• TASK DIRECTIONS
Below is a block of records; reproduce all of them exactly and leave out any pictures.

(Records contained in a dataset)
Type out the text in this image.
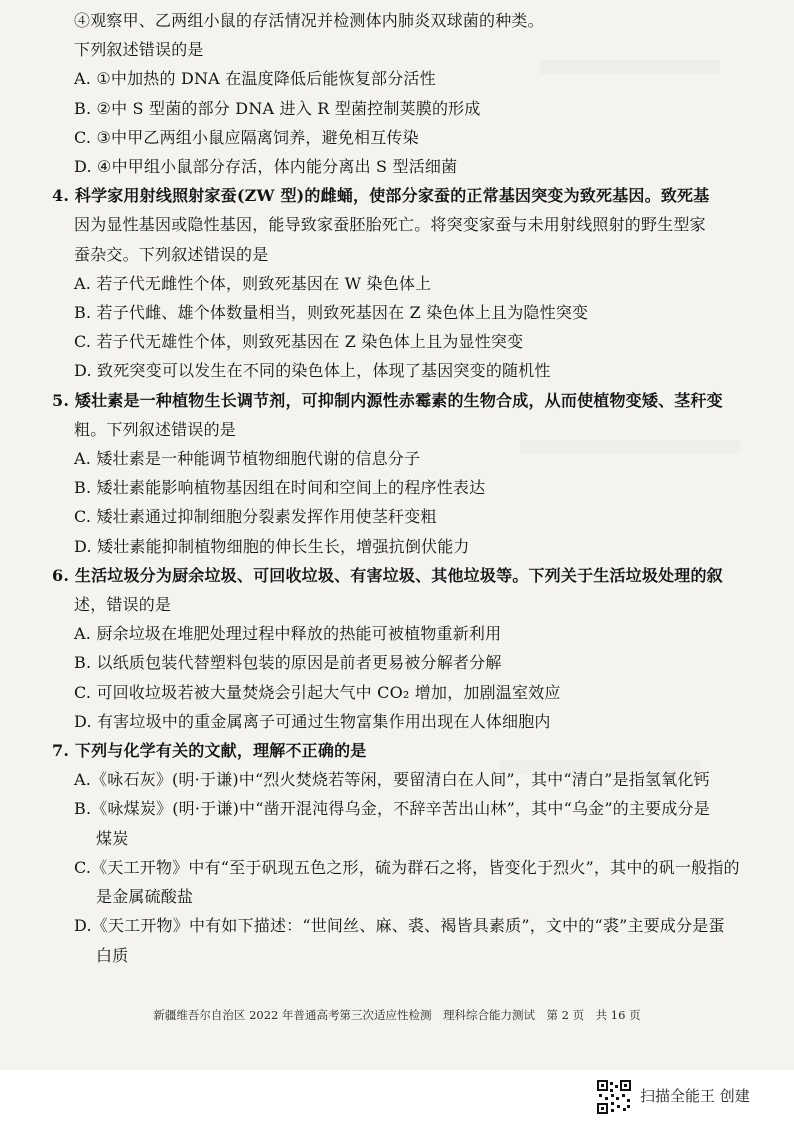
④观察甲、乙两组小鼠的存活情况并检测体内肺炎双球菌的种类。
下列叙述错误的是
A. ①中加热的 DNA 在温度降低后能恢复部分活性
B. ②中 S 型菌的部分 DNA 进入 R 型菌控制荚膜的形成
C. ③中甲乙两组小鼠应隔离饲养，避免相互传染
D. ④中甲组小鼠部分存活，体内能分离出 S 型活细菌
4. 科学家用射线照射家蚕(ZW 型)的雌蛹，使部分家蚕的正常基因突变为致死基因。致死基
因为显性基因或隐性基因，能导致家蚕胚胎死亡。将突变家蚕与未用射线照射的野生型家
蚕杂交。下列叙述错误的是
A. 若子代无雌性个体，则致死基因在 W 染色体上
B. 若子代雌、雄个体数量相当，则致死基因在 Z 染色体上且为隐性突变
C. 若子代无雄性个体，则致死基因在 Z 染色体上且为显性突变
D. 致死突变可以发生在不同的染色体上，体现了基因突变的随机性
5. 矮壮素是一种植物生长调节剂，可抑制内源性赤霉素的生物合成，从而使植物变矮、茎秆变
粗。下列叙述错误的是
A. 矮壮素是一种能调节植物细胞代谢的信息分子
B. 矮壮素能影响植物基因组在时间和空间上的程序性表达
C. 矮壮素通过抑制细胞分裂素发挥作用使茎秆变粗
D. 矮壮素能抑制植物细胞的伸长生长，增强抗倒伏能力
6. 生活垃圾分为厨余垃圾、可回收垃圾、有害垃圾、其他垃圾等。下列关于生活垃圾处理的叙
述，错误的是
A. 厨余垃圾在堆肥处理过程中释放的热能可被植物重新利用
B. 以纸质包装代替塑料包装的原因是前者更易被分解者分解
C. 可回收垃圾若被大量焚烧会引起大气中 CO₂ 增加，加剧温室效应
D. 有害垃圾中的重金属离子可通过生物富集作用出现在人体细胞内
7. 下列与化学有关的文献，理解不正确的是
A.《咏石灰》(明·于谦)中“烈火焚烧若等闲，要留清白在人间”，其中“清白”是指氢氧化钙
B.《咏煤炭》(明·于谦)中“凿开混沌得乌金，不辞辛苦出山林”，其中“乌金”的主要成分是
煤炭
C.《天工开物》中有“至于矾现五色之形，硫为群石之将，皆变化于烈火”，其中的矾一般指的
是金属硫酸盐
D.《天工开物》中有如下描述：“世间丝、麻、裘、褐皆具素质”，文中的“裘”主要成分是蛋
白质
新疆维吾尔自治区 2022 年普通高考第三次适应性检测　理科综合能力测试　第 2 页　共 16 页
扫描全能王 创建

• REPLY
Type out the text in this image.
④观察甲、乙两组小鼠的存活情况并检测体内肺炎双球菌的种类。
下列叙述错误的是
A. ①中加热的 DNA 在温度降低后能恢复部分活性
B. ②中 S 型菌的部分 DNA 进入 R 型菌控制荚膜的形成
C. ③中甲乙两组小鼠应隔离饲养，避免相互传染
D. ④中甲组小鼠部分存活，体内能分离出 S 型活细菌
4. 科学家用射线照射家蚕(ZW 型)的雌蛹，使部分家蚕的正常基因突变为致死基因。致死基
因为显性基因或隐性基因，能导致家蚕胚胎死亡。将突变家蚕与未用射线照射的野生型家
蚕杂交。下列叙述错误的是
A. 若子代无雌性个体，则致死基因在 W 染色体上
B. 若子代雌、雄个体数量相当，则致死基因在 Z 染色体上且为隐性突变
C. 若子代无雄性个体，则致死基因在 Z 染色体上且为显性突变
D. 致死突变可以发生在不同的染色体上，体现了基因突变的随机性
5. 矮壮素是一种植物生长调节剂，可抑制内源性赤霉素的生物合成，从而使植物变矮、茎秆变
粗。下列叙述错误的是
A. 矮壮素是一种能调节植物细胞代谢的信息分子
B. 矮壮素能影响植物基因组在时间和空间上的程序性表达
C. 矮壮素通过抑制细胞分裂素发挥作用使茎秆变粗
D. 矮壮素能抑制植物细胞的伸长生长，增强抗倒伏能力
6. 生活垃圾分为厨余垃圾、可回收垃圾、有害垃圾、其他垃圾等。下列关于生活垃圾处理的叙
述，错误的是
A. 厨余垃圾在堆肥处理过程中释放的热能可被植物重新利用
B. 以纸质包装代替塑料包装的原因是前者更易被分解者分解
C. 可回收垃圾若被大量焚烧会引起大气中 CO₂ 增加，加剧温室效应
D. 有害垃圾中的重金属离子可通过生物富集作用出现在人体细胞内
7. 下列与化学有关的文献，理解不正确的是
A.《咏石灰》(明·于谦)中“烈火焚烧若等闲，要留清白在人间”，其中“清白”是指氢氧化钙
B.《咏煤炭》(明·于谦)中“凿开混沌得乌金，不辞辛苦出山林”，其中“乌金”的主要成分是
煤炭
C.《天工开物》中有“至于矾现五色之形，硫为群石之将，皆变化于烈火”，其中的矾一般指的
是金属硫酸盐
D.《天工开物》中有如下描述：“世间丝、麻、裘、褐皆具素质”，文中的“裘”主要成分是蛋
白质
新疆维吾尔自治区 2022 年普通高考第三次适应性检测　理科综合能力测试　第 2 页　共 16 页
扫描全能王 创建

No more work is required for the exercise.